## YOUR TASK
Reproduce every line of the listing as written, apart from the pictures.

--- Start of SOURCE MATERIAL ---

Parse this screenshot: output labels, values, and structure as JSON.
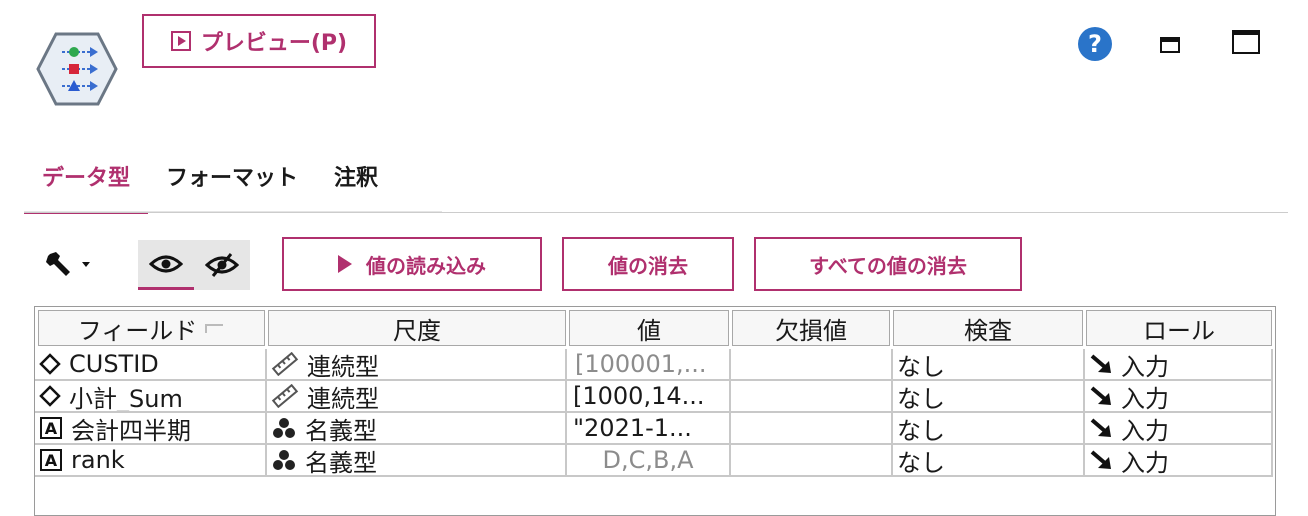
{
  "header": {
    "preview_label": "プレビュー(P)",
    "help_symbol": "?"
  },
  "tabs": [
    {
      "label": "データ型",
      "active": true
    },
    {
      "label": "フォーマット",
      "active": false
    },
    {
      "label": "注釈",
      "active": false
    }
  ],
  "toolbar": {
    "read_values": "値の読み込み",
    "clear_values": "値の消去",
    "clear_all_values": "すべての値の消去"
  },
  "table": {
    "columns": [
      "フィールド",
      "尺度",
      "値",
      "欠損値",
      "検査",
      "ロール"
    ],
    "rows": [
      {
        "field": "CUSTID",
        "field_icon": "continuous-field-icon",
        "measure": "連続型",
        "measure_icon": "ruler-icon",
        "values": "[100001,...",
        "values_muted": true,
        "missing": "",
        "check": "なし",
        "role": "入力"
      },
      {
        "field": "小計_Sum",
        "field_icon": "continuous-field-icon",
        "measure": "連続型",
        "measure_icon": "ruler-icon",
        "values": "[1000,14...",
        "values_muted": false,
        "missing": "",
        "check": "なし",
        "role": "入力"
      },
      {
        "field": "会計四半期",
        "field_icon": "string-field-icon",
        "measure": "名義型",
        "measure_icon": "nominal-icon",
        "values": "\"2021-1...",
        "values_muted": false,
        "missing": "",
        "check": "なし",
        "role": "入力"
      },
      {
        "field": "rank",
        "field_icon": "string-field-icon",
        "measure": "名義型",
        "measure_icon": "nominal-icon",
        "values": "D,C,B,A",
        "values_muted": true,
        "missing": "",
        "check": "なし",
        "role": "入力"
      }
    ]
  },
  "colors": {
    "accent": "#b0306e",
    "help": "#2a74c9"
  }
}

--- End of SOURCE MATERIAL ---

## RESULT FOR THIS TASK
Parse this screenshot: output labels, values, and structure as JSON.
{
  "header": {
    "preview_label": "プレビュー(P)",
    "help_symbol": "?"
  },
  "tabs": [
    {
      "label": "データ型",
      "active": true
    },
    {
      "label": "フォーマット",
      "active": false
    },
    {
      "label": "注釈",
      "active": false
    }
  ],
  "toolbar": {
    "read_values": "値の読み込み",
    "clear_values": "値の消去",
    "clear_all_values": "すべての値の消去"
  },
  "table": {
    "columns": [
      "フィールド",
      "尺度",
      "値",
      "欠損値",
      "検査",
      "ロール"
    ],
    "rows": [
      {
        "field": "CUSTID",
        "field_icon": "continuous-field-icon",
        "measure": "連続型",
        "measure_icon": "ruler-icon",
        "values": "[100001,...",
        "values_muted": true,
        "missing": "",
        "check": "なし",
        "role": "入力"
      },
      {
        "field": "小計_Sum",
        "field_icon": "continuous-field-icon",
        "measure": "連続型",
        "measure_icon": "ruler-icon",
        "values": "[1000,14...",
        "values_muted": false,
        "missing": "",
        "check": "なし",
        "role": "入力"
      },
      {
        "field": "会計四半期",
        "field_icon": "string-field-icon",
        "measure": "名義型",
        "measure_icon": "nominal-icon",
        "values": "\"2021-1...",
        "values_muted": false,
        "missing": "",
        "check": "なし",
        "role": "入力"
      },
      {
        "field": "rank",
        "field_icon": "string-field-icon",
        "measure": "名義型",
        "measure_icon": "nominal-icon",
        "values": "D,C,B,A",
        "values_muted": true,
        "missing": "",
        "check": "なし",
        "role": "入力"
      }
    ]
  },
  "colors": {
    "accent": "#b0306e",
    "help": "#2a74c9"
  }
}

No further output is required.